╭──

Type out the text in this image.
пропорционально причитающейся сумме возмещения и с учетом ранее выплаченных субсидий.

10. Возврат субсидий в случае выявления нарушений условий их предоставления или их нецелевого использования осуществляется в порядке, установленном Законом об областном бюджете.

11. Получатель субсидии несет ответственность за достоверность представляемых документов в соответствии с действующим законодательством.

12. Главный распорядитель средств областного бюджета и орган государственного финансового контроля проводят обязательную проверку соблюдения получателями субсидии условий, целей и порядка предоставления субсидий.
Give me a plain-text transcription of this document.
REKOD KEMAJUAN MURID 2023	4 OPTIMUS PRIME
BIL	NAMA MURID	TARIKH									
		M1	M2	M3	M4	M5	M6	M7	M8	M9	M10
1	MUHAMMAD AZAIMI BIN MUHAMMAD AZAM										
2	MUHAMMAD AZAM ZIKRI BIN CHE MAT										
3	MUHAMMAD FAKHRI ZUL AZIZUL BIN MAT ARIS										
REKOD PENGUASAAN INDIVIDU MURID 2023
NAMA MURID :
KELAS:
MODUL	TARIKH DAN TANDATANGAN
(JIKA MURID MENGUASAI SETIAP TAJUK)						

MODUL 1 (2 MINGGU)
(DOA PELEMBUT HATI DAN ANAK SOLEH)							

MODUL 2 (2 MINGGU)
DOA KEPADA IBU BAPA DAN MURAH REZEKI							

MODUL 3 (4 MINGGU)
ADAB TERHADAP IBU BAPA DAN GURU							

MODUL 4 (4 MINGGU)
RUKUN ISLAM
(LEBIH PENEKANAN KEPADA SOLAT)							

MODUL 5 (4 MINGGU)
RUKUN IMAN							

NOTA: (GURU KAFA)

╰──

### Written problem
Copy all the records above precisely.

### Output for this exercise
Type out the text in this image.
пропорционально причитающейся сумме возмещения и с учетом ранее выплаченных субсидий.

10. Возврат субсидий в случае выявления нарушений условий их предоставления или их нецелевого использования осуществляется в порядке, установленном Законом об областном бюджете.

11. Получатель субсидии несет ответственность за достоверность представляемых документов в соответствии с действующим законодательством.

12. Главный распорядитель средств областного бюджета и орган государственного финансового контроля проводят обязательную проверку соблюдения получателями субсидии условий, целей и порядка предоставления субсидий.
Give me a plain-text transcription of this document.
REKOD KEMAJUAN MURID 2023	4 OPTIMUS PRIME
BIL	NAMA MURID	TARIKH									
		M1	M2	M3	M4	M5	M6	M7	M8	M9	M10
1	MUHAMMAD AZAIMI BIN MUHAMMAD AZAM										
2	MUHAMMAD AZAM ZIKRI BIN CHE MAT										
3	MUHAMMAD FAKHRI ZUL AZIZUL BIN MAT ARIS										
REKOD PENGUASAAN INDIVIDU MURID 2023
NAMA MURID :
KELAS:
MODUL	TARIKH DAN TANDATANGAN
(JIKA MURID MENGUASAI SETIAP TAJUK)						

MODUL 1 (2 MINGGU)
(DOA PELEMBUT HATI DAN ANAK SOLEH)							

MODUL 2 (2 MINGGU)
DOA KEPADA IBU BAPA DAN MURAH REZEKI							

MODUL 3 (4 MINGGU)
ADAB TERHADAP IBU BAPA DAN GURU							

MODUL 4 (4 MINGGU)
RUKUN ISLAM
(LEBIH PENEKANAN KEPADA SOLAT)							

MODUL 5 (4 MINGGU)
RUKUN IMAN							

NOTA: (GURU KAFA)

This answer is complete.